Extracted material ▸

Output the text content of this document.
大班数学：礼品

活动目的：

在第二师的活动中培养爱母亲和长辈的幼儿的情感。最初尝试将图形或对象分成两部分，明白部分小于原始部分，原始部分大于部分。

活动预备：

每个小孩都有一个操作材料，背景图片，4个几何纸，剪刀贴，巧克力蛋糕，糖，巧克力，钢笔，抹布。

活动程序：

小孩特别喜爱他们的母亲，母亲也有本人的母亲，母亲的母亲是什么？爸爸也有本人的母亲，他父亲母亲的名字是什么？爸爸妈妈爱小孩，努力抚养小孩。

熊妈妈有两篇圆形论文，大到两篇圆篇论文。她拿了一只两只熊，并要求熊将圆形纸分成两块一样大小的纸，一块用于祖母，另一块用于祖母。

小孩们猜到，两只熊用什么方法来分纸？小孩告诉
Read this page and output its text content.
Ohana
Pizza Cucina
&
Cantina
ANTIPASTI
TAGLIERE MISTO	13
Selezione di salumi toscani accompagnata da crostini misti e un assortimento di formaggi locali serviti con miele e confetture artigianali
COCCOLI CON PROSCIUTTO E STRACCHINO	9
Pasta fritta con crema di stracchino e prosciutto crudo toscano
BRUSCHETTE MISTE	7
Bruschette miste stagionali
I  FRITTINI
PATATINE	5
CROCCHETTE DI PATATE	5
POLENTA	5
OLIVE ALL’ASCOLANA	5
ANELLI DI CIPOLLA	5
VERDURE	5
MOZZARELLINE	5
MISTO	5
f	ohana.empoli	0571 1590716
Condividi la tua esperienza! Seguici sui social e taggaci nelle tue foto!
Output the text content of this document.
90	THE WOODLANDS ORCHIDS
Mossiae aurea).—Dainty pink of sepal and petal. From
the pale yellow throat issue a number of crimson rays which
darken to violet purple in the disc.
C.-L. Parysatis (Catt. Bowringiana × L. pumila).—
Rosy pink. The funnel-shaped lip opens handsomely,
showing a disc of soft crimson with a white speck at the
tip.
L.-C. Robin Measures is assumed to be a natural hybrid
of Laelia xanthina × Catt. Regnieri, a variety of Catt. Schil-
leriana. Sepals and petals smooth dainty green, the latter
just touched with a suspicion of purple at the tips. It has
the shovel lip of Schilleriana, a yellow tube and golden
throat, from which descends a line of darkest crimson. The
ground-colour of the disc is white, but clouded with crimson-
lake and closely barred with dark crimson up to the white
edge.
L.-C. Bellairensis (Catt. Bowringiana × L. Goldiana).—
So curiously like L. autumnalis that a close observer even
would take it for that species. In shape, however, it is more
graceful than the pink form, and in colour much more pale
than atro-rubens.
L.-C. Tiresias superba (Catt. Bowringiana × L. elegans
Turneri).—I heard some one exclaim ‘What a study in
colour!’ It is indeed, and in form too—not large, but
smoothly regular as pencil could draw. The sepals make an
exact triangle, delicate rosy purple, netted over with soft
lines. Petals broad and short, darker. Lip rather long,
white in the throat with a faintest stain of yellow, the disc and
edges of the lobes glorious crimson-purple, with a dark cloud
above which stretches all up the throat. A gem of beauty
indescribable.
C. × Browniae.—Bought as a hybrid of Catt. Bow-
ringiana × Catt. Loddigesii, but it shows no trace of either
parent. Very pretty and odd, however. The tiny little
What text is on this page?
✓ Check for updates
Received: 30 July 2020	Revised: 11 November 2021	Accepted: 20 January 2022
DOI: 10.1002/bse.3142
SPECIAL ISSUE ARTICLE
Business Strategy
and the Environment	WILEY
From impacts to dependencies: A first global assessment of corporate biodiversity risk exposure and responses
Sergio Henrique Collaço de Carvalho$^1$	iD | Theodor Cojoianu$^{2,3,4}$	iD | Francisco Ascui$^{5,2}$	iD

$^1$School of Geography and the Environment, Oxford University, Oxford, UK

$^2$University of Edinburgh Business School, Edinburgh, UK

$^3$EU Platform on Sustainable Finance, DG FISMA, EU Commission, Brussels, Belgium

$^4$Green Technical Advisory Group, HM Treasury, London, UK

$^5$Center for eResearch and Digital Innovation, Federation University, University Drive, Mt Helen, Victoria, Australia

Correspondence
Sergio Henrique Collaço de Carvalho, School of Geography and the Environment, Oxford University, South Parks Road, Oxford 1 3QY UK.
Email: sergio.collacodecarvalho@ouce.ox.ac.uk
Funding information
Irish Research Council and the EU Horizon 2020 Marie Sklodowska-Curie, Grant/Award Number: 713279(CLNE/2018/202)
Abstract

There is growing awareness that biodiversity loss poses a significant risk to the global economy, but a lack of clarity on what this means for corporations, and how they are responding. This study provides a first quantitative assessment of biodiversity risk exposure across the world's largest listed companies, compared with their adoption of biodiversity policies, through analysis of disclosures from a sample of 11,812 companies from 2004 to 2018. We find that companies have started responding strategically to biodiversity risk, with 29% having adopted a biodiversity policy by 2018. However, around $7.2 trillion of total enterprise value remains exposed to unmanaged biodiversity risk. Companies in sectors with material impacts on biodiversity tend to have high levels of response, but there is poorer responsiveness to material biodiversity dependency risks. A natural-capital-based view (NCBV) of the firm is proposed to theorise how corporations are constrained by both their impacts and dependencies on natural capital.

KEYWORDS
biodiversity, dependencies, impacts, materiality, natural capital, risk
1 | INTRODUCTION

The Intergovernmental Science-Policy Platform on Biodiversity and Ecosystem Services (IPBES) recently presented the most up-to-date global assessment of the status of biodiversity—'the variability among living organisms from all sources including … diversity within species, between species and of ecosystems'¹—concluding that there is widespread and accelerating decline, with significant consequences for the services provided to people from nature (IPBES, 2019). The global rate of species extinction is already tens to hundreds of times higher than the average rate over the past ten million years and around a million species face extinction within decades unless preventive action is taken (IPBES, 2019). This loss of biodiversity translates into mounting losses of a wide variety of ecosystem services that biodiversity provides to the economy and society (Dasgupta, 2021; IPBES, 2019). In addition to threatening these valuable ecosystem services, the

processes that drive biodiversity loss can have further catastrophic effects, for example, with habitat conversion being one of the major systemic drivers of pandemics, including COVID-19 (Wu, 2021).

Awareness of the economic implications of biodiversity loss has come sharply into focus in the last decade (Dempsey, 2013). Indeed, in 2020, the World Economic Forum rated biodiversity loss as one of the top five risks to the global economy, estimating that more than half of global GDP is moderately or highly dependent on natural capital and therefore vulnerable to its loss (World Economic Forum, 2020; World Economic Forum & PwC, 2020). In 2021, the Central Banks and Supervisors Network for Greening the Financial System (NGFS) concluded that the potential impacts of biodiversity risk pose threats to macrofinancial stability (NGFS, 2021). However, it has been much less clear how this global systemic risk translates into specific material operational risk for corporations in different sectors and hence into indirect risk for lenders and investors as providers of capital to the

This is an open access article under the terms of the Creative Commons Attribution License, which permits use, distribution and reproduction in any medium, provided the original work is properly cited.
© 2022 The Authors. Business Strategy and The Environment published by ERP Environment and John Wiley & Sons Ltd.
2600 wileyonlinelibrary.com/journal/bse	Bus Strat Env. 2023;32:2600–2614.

Problem statement ▸ Return from the data every line that holds "School".

Response ▸
$^1$School of Geography and the Environment, Oxford University, Oxford, UK
$^2$University of Edinburgh Business School, Edinburgh, UK
Sergio Henrique Collaço de Carvalho, School of Geography and the Environment, Oxford University, South Parks Road, Oxford 1 3QY UK.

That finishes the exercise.